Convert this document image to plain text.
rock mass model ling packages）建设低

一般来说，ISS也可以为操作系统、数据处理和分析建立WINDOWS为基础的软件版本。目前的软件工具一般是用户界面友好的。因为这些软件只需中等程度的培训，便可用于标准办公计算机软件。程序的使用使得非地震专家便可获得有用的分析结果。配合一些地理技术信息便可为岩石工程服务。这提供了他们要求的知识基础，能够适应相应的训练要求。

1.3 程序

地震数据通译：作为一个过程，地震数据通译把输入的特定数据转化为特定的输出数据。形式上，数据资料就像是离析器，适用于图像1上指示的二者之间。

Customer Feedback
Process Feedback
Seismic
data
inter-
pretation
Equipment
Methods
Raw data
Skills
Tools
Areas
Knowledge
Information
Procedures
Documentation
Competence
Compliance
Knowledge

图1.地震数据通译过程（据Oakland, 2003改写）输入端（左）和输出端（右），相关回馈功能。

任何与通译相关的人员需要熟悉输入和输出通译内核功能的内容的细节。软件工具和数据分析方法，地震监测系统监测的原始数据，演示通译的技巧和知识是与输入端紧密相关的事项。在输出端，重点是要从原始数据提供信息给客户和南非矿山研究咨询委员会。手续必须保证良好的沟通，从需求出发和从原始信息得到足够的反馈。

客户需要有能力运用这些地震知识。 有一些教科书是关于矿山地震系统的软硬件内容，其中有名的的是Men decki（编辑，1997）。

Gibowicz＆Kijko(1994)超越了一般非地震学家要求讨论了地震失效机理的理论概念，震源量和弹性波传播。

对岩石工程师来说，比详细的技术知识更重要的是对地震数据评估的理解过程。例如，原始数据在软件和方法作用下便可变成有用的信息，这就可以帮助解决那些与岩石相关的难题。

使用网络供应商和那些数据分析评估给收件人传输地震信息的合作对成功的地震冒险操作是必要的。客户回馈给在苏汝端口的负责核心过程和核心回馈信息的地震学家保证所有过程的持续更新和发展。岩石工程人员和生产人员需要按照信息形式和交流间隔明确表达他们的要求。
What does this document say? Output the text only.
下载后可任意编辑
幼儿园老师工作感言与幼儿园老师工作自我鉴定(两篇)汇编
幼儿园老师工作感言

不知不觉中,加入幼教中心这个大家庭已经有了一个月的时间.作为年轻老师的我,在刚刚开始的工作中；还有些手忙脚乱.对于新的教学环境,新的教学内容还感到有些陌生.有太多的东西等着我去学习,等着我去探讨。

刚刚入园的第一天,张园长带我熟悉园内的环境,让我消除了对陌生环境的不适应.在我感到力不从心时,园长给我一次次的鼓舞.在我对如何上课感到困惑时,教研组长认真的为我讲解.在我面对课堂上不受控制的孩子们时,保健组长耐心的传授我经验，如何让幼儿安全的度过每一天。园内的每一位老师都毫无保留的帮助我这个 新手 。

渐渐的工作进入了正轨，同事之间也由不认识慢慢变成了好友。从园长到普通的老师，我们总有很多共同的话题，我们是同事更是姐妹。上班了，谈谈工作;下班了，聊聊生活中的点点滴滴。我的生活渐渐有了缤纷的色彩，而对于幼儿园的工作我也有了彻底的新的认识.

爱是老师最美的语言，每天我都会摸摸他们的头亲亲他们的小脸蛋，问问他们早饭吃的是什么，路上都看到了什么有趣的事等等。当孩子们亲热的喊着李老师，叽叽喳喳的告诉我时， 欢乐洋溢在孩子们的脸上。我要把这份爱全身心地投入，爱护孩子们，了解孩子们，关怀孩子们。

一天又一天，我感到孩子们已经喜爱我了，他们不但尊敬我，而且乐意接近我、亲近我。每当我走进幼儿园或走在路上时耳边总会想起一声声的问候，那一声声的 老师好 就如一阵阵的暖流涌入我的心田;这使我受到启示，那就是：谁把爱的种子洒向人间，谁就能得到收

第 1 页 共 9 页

=======

**EXERCISE AIM:** Write down all the entries again without a single difference.

**TASK ANSWER:**
Convert this document image to plain text.
rock mass model ling packages）建设低

一般来说，ISS也可以为操作系统、数据处理和分析建立WINDOWS为基础的软件版本。目前的软件工具一般是用户界面友好的。因为这些软件只需中等程度的培训，便可用于标准办公计算机软件。程序的使用使得非地震专家便可获得有用的分析结果。配合一些地理技术信息便可为岩石工程服务。这提供了他们要求的知识基础，能够适应相应的训练要求。

1.3 程序

地震数据通译：作为一个过程，地震数据通译把输入的特定数据转化为特定的输出数据。形式上，数据资料就像是离析器，适用于图像1上指示的二者之间。

Customer Feedback
Process Feedback
Seismic
data
inter-
pretation
Equipment
Methods
Raw data
Skills
Tools
Areas
Knowledge
Information
Procedures
Documentation
Competence
Compliance
Knowledge

图1.地震数据通译过程（据Oakland, 2003改写）输入端（左）和输出端（右），相关回馈功能。

任何与通译相关的人员需要熟悉输入和输出通译内核功能的内容的细节。软件工具和数据分析方法，地震监测系统监测的原始数据，演示通译的技巧和知识是与输入端紧密相关的事项。在输出端，重点是要从原始数据提供信息给客户和南非矿山研究咨询委员会。手续必须保证良好的沟通，从需求出发和从原始信息得到足够的反馈。

客户需要有能力运用这些地震知识。 有一些教科书是关于矿山地震系统的软硬件内容，其中有名的的是Men decki（编辑，1997）。

Gibowicz＆Kijko(1994)超越了一般非地震学家要求讨论了地震失效机理的理论概念，震源量和弹性波传播。

对岩石工程师来说，比详细的技术知识更重要的是对地震数据评估的理解过程。例如，原始数据在软件和方法作用下便可变成有用的信息，这就可以帮助解决那些与岩石相关的难题。

使用网络供应商和那些数据分析评估给收件人传输地震信息的合作对成功的地震冒险操作是必要的。客户回馈给在苏汝端口的负责核心过程和核心回馈信息的地震学家保证所有过程的持续更新和发展。岩石工程人员和生产人员需要按照信息形式和交流间隔明确表达他们的要求。
What does this document say? Output the text only.
下载后可任意编辑
幼儿园老师工作感言与幼儿园老师工作自我鉴定(两篇)汇编
幼儿园老师工作感言

不知不觉中,加入幼教中心这个大家庭已经有了一个月的时间.作为年轻老师的我,在刚刚开始的工作中；还有些手忙脚乱.对于新的教学环境,新的教学内容还感到有些陌生.有太多的东西等着我去学习,等着我去探讨。

刚刚入园的第一天,张园长带我熟悉园内的环境,让我消除了对陌生环境的不适应.在我感到力不从心时,园长给我一次次的鼓舞.在我对如何上课感到困惑时,教研组长认真的为我讲解.在我面对课堂上不受控制的孩子们时,保健组长耐心的传授我经验，如何让幼儿安全的度过每一天。园内的每一位老师都毫无保留的帮助我这个 新手 。

渐渐的工作进入了正轨，同事之间也由不认识慢慢变成了好友。从园长到普通的老师，我们总有很多共同的话题，我们是同事更是姐妹。上班了，谈谈工作;下班了，聊聊生活中的点点滴滴。我的生活渐渐有了缤纷的色彩，而对于幼儿园的工作我也有了彻底的新的认识.

爱是老师最美的语言，每天我都会摸摸他们的头亲亲他们的小脸蛋，问问他们早饭吃的是什么，路上都看到了什么有趣的事等等。当孩子们亲热的喊着李老师，叽叽喳喳的告诉我时， 欢乐洋溢在孩子们的脸上。我要把这份爱全身心地投入，爱护孩子们，了解孩子们，关怀孩子们。

一天又一天，我感到孩子们已经喜爱我了，他们不但尊敬我，而且乐意接近我、亲近我。每当我走进幼儿园或走在路上时耳边总会想起一声声的问候，那一声声的 老师好 就如一阵阵的暖流涌入我的心田;这使我受到启示，那就是：谁把爱的种子洒向人间，谁就能得到收

第 1 页 共 9 页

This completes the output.